REQUEST: Copy out all lines that hold "title".

DATA FOR THIS EXERCISE:
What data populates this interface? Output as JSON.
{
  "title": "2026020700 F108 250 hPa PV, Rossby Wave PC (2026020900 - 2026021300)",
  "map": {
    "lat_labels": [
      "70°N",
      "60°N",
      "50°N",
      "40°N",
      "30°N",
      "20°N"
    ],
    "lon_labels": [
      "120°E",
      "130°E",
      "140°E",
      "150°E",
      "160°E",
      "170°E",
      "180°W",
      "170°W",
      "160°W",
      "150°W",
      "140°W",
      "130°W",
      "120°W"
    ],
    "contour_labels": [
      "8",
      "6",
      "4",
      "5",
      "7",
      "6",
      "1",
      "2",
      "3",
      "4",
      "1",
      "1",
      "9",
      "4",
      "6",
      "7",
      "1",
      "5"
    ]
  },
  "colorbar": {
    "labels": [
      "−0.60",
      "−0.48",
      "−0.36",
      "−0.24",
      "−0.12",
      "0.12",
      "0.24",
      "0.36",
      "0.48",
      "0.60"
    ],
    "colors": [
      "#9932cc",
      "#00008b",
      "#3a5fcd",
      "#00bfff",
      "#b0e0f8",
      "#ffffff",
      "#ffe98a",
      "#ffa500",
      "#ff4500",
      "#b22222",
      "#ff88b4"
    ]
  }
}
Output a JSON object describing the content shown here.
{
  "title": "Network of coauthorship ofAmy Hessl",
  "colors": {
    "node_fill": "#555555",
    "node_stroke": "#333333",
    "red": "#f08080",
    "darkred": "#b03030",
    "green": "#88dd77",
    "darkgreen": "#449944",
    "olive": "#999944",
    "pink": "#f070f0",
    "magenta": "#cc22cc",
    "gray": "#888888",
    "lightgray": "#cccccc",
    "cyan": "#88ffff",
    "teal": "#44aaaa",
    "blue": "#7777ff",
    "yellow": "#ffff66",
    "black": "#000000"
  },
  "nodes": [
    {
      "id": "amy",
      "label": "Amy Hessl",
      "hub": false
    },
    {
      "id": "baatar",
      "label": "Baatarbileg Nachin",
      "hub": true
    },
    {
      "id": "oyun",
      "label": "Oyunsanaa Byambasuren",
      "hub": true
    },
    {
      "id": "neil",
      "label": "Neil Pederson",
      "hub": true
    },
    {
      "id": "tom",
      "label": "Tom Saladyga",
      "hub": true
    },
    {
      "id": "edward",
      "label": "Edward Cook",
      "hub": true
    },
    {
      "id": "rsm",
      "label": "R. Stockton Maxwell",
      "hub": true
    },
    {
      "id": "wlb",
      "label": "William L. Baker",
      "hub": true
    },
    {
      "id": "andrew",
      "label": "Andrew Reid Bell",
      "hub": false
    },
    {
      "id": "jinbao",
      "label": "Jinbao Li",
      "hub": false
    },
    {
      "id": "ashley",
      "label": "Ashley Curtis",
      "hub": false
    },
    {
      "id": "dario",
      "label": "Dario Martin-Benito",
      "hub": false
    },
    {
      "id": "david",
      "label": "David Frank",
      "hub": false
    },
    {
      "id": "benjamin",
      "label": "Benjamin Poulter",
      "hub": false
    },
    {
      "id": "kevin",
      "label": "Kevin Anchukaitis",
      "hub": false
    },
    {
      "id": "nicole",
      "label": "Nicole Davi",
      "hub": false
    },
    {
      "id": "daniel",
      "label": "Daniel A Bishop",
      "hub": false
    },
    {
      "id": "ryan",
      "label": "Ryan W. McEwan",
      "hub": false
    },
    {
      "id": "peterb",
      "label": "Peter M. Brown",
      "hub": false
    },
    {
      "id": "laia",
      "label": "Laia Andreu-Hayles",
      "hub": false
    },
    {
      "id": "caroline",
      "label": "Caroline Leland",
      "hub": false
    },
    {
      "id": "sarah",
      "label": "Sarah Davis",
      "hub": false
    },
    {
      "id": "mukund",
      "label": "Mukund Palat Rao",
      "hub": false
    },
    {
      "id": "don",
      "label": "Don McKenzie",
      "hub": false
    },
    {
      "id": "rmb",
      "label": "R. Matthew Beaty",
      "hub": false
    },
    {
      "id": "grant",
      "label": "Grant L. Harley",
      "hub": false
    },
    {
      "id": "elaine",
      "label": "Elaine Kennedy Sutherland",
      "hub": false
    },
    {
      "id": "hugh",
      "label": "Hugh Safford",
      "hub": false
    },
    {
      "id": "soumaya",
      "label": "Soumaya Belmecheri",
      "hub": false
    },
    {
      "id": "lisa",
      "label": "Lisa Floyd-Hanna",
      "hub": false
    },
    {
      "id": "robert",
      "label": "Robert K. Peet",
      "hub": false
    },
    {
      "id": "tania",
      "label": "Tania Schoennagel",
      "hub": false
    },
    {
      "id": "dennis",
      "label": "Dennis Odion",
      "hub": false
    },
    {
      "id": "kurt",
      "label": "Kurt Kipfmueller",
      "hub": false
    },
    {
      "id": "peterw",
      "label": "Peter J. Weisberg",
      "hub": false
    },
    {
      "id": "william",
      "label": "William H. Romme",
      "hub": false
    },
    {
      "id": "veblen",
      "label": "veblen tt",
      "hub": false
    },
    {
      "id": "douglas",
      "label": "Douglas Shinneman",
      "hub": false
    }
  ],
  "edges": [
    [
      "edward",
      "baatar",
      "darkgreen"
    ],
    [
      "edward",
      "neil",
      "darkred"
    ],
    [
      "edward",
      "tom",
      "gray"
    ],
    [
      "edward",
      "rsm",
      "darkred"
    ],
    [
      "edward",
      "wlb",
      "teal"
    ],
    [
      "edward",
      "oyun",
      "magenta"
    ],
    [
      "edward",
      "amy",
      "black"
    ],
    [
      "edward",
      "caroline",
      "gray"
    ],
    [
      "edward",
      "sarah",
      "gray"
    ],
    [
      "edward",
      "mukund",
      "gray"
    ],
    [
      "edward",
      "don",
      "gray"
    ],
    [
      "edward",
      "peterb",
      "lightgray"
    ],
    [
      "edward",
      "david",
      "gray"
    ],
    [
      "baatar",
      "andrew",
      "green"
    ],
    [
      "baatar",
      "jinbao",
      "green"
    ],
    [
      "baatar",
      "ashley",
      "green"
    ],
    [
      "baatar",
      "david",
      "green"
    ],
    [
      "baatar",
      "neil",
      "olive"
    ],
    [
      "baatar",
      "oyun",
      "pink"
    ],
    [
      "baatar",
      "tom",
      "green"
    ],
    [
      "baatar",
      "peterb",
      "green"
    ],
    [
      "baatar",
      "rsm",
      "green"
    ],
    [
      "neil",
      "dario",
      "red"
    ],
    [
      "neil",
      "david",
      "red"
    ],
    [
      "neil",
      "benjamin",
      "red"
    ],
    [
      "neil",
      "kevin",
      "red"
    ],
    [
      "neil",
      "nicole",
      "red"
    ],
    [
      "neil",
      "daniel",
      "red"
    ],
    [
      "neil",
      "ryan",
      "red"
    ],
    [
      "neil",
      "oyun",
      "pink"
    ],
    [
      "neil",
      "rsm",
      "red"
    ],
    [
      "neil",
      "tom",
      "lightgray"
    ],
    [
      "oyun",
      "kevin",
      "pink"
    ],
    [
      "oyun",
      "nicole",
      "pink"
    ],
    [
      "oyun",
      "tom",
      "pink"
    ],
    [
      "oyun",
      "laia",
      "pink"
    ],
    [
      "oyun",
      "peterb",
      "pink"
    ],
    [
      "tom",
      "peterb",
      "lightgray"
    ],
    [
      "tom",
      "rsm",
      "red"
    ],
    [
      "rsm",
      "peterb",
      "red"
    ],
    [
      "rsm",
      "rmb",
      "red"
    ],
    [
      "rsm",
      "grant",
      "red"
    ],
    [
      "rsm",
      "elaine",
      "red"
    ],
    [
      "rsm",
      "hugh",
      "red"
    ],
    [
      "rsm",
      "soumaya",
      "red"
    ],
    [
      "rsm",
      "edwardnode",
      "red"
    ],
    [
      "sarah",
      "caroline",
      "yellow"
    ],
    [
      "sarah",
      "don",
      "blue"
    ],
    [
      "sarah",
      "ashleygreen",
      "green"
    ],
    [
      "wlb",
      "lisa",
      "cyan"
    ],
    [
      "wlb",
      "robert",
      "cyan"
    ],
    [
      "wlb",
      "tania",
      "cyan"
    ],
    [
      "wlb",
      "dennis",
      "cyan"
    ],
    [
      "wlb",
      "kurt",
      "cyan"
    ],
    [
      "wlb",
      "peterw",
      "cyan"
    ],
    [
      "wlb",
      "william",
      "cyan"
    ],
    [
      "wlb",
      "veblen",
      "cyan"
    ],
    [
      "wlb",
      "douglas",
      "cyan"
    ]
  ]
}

SOLUTION FOR THIS TASK:
  "title": "2026020700 F108 250 hPa PV, Rossby Wave PC (2026020900 - 2026021300)",
  "title": "Network of coauthorship ofAmy Hessl",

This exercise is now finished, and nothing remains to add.